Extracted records
####
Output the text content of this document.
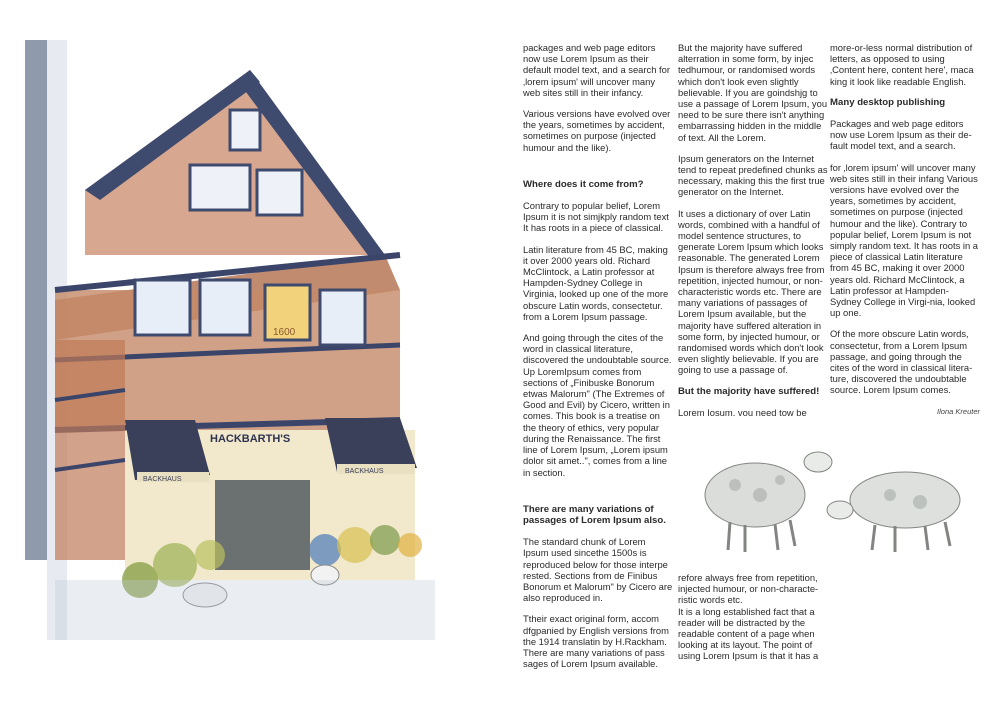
1600
HACKBARTH'S
BACKHAUS
BACKHAUS

packages and web page editors now use Lorem Ipsum as their default model text, and a search for ‚lorem ipsum' will uncover many web sites still in their infancy.

Various versions have evolved over the years, sometimes by accident, sometimes on purpose (injected humour and the like).

Where does it come from?

Contrary to popular belief, Lorem Ipsum it is not simjkply random text It has roots in a piece of classical.

Latin literature from 45 BC, making it over 2000 years old. Richard McClintock, a Latin professor at Hampden-Sydney College in Virginia, looked up one of the more obscure Latin words, consectetur.
from a Lorem Ipsum passage.

And going through the cites of the word in classical literature, discovered the undoubtable source. Up LoremIpsum comes from sections of „Finibuske Bonorum etwas Malorum" (The Extremes of Good and Evil) by Cicero, written in comes. This book is a treatise on the theory of ethics, very popular during the Renaissance. The first line of Lorem Ipsum, „Lorem ipsum dolor sit amet..", comes from a line in section.

There are many variations of passages of Lorem Ipsum also.

The standard chunk of Lorem Ipsum used sincethe 1500s is reproduced below for those interpe rested. Sections from de Finibus Bonorum et Malorum" by Cicero are also reproduced in.

Ttheir exact original form, accom dfgpanied by English versions from the 1914 translatin by H.Rackham. There are many variations of pass sages of Lorem Ipsum available.

But the majority have suffered alterration in some form, by injec tedhumour, or randomised words which don't look even slightly believable. If you are goindshjg to use a passage of Lorem Ipsum, you need to be sure there isn't anything embarrassing hidden in the middle of text. All the Lorem.

Ipsum generators on the Internet tend to repeat predefined chunks as necessary, making this the first true generator on the Internet.

It uses a dictionary of over Latin words, combined with a handful of model sentence structures, to generate Lorem Ipsum which looks reasonable. The generated Lorem Ipsum is therefore always free from repetition, injected humour, or non-characteristic words etc. There are many variations of passages of Lorem Ipsum available, but the majority have suffered alteration in some form, by injected humour, or randomised words which don't look even slightly believable. If you are going to use a passage of.

But the majority have suffered!

Lorem Iosum. vou need tow be

refore always free from repetition, injected humour, or non-characte-ristic words etc.
It is a long established fact that a reader will be distracted by the readable content of a page when looking at its layout. The point of using Lorem Ipsum is that it has a

more-or-less normal distribution of letters, as opposed to using ‚Content here, content here', maca king it look like readable English.

Many desktop publishing

Packages and web page editors now use Lorem Ipsum as their de-fault model text, and a search.

for ‚lorem ipsum' will uncover many web sites still in their infang Various versions have evolved over the years, sometimes by accident, sometimes on purpose (injected humour and the like). Contrary to popular belief, Lorem Ipsum is not simply random text. It has roots in a piece of classical Latin literature from 45 BC, making it over 2000 years old. Richard McClintock, a Latin professor at Hampden-Sydney College in Virgi-nia, looked up one.

Of the more obscure Latin words, consectetur, from a Lorem Ipsum passage, and going through the cites of the word in classical litera-ture, discovered the undoubtable source. Lorem Ipsum comes.

Ilona Kreuter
####
Spot every line that holds "Malorum" and copy it.

§ Exercise answer
And going through the cites of the word in classical literature, discovered the undoubtable source. Up LoremIpsum comes from sections of „Finibuske Bonorum etwas Malorum" (The Extremes of Good and Evil) by Cicero, written in comes. This book is a treatise on the theory of ethics, very popular during the Renaissance. The first line of Lorem Ipsum, „Lorem ipsum dolor sit amet..", comes from a line in section.
The standard chunk of Lorem Ipsum used sincethe 1500s is reproduced below for those interpe rested. Sections from de Finibus Bonorum et Malorum" by Cicero are also reproduced in.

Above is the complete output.